# What to do
Give the count of lines containing the string "this", with no other output.

# Given information
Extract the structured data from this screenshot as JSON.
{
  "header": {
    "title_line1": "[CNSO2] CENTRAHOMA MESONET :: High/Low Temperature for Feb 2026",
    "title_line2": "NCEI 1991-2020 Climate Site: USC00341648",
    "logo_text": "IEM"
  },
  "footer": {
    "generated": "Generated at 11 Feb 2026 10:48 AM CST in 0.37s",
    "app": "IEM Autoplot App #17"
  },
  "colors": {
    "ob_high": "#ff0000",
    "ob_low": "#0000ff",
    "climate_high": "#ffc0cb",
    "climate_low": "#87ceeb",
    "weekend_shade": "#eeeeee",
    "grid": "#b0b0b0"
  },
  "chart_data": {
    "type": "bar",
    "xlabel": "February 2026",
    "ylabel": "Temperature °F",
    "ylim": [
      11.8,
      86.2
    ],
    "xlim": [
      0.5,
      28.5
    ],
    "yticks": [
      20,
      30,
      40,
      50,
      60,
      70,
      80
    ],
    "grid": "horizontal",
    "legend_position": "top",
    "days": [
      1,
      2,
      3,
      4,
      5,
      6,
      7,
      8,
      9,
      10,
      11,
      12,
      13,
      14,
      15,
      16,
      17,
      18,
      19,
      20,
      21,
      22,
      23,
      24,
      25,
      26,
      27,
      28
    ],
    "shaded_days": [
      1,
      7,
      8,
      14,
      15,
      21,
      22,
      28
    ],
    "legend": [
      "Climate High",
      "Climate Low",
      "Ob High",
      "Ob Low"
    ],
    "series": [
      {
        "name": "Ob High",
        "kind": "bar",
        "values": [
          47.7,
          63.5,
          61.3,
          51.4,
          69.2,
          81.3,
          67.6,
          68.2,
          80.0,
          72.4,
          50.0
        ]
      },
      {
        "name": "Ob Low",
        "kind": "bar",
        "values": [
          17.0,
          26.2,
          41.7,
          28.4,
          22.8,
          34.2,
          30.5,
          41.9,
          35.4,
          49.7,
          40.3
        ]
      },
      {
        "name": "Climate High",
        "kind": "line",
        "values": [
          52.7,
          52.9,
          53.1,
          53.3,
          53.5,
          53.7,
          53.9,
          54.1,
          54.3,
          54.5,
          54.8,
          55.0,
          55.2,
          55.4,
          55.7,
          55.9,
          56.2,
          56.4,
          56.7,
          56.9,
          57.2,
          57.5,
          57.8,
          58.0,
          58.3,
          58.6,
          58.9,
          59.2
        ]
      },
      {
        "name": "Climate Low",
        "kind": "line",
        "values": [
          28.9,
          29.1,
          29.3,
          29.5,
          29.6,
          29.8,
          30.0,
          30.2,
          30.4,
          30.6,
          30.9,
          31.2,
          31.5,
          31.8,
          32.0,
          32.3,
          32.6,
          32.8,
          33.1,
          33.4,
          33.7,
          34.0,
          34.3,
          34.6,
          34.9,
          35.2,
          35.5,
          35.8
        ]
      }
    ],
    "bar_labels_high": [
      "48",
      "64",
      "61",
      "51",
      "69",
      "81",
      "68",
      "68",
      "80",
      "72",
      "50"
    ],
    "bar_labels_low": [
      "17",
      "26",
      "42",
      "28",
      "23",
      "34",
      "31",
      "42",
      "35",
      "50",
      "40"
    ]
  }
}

--

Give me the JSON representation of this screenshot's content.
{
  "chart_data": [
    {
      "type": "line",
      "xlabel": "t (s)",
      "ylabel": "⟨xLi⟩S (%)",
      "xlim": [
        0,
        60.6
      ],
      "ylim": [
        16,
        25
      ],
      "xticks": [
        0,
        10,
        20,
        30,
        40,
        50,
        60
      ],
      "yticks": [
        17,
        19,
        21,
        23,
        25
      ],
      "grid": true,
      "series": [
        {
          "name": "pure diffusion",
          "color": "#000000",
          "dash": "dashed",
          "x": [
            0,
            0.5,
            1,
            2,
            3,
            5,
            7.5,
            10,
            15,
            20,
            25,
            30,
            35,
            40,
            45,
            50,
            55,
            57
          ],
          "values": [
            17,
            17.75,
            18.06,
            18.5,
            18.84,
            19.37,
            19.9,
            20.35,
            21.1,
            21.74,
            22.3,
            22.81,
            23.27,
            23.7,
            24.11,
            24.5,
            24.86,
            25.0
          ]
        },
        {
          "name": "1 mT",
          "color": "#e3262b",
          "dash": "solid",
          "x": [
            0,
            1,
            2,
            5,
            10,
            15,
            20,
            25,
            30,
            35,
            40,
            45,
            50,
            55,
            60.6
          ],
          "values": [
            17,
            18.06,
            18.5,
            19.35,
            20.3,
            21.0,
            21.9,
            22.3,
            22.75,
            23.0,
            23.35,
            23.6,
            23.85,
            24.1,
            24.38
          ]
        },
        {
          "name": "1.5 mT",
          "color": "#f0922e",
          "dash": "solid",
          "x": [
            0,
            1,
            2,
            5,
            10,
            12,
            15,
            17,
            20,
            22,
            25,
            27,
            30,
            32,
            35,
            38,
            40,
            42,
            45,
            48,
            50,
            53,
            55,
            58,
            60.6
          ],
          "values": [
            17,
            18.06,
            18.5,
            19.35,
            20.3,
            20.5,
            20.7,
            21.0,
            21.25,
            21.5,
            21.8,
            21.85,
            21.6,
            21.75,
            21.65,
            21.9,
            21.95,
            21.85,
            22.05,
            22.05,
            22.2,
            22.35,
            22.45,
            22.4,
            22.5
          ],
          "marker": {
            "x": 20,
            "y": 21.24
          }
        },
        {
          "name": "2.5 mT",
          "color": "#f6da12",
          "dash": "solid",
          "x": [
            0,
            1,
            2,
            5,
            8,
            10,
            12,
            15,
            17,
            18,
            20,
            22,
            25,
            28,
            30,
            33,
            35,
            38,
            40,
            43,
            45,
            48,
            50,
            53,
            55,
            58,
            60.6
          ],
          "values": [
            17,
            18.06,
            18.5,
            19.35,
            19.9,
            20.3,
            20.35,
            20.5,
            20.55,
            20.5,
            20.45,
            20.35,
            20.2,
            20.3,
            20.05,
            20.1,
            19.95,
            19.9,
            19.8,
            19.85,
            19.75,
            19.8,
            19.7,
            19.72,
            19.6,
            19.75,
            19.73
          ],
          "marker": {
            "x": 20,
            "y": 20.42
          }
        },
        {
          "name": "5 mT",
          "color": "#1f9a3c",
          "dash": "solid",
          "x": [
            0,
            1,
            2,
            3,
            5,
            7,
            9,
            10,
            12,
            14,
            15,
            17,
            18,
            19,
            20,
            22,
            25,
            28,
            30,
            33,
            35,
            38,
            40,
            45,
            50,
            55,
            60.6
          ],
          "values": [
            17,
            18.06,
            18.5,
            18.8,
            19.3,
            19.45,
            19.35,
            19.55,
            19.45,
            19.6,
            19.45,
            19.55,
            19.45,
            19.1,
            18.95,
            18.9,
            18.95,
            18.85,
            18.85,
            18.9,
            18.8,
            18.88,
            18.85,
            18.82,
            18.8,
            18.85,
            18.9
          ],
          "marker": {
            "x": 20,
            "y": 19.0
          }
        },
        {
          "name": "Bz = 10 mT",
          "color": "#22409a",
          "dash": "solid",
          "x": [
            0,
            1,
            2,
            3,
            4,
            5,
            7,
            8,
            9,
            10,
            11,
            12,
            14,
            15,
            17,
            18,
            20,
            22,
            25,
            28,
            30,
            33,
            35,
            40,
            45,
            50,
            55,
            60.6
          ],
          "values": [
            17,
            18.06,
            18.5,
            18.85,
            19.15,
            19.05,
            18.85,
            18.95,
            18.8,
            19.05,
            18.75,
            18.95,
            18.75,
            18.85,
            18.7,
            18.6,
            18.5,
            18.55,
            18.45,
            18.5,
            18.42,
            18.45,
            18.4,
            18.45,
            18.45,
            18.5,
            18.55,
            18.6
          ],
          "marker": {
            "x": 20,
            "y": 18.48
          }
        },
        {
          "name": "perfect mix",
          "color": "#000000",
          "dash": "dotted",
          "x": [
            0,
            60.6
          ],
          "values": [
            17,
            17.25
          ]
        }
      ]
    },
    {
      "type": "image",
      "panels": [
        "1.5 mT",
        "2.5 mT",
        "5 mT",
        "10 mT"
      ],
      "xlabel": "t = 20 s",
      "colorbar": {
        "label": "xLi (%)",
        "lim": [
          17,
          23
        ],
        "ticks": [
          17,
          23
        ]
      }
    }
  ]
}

---

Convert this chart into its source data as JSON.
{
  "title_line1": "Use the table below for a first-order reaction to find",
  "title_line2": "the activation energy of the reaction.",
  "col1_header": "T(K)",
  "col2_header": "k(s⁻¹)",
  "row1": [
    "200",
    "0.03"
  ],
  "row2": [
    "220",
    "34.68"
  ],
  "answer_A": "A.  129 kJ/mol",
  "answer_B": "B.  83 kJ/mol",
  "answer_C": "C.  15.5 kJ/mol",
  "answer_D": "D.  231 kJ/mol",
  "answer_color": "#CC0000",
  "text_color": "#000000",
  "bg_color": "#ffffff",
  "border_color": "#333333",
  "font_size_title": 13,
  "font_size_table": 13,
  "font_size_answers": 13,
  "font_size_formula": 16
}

# Exercise result
3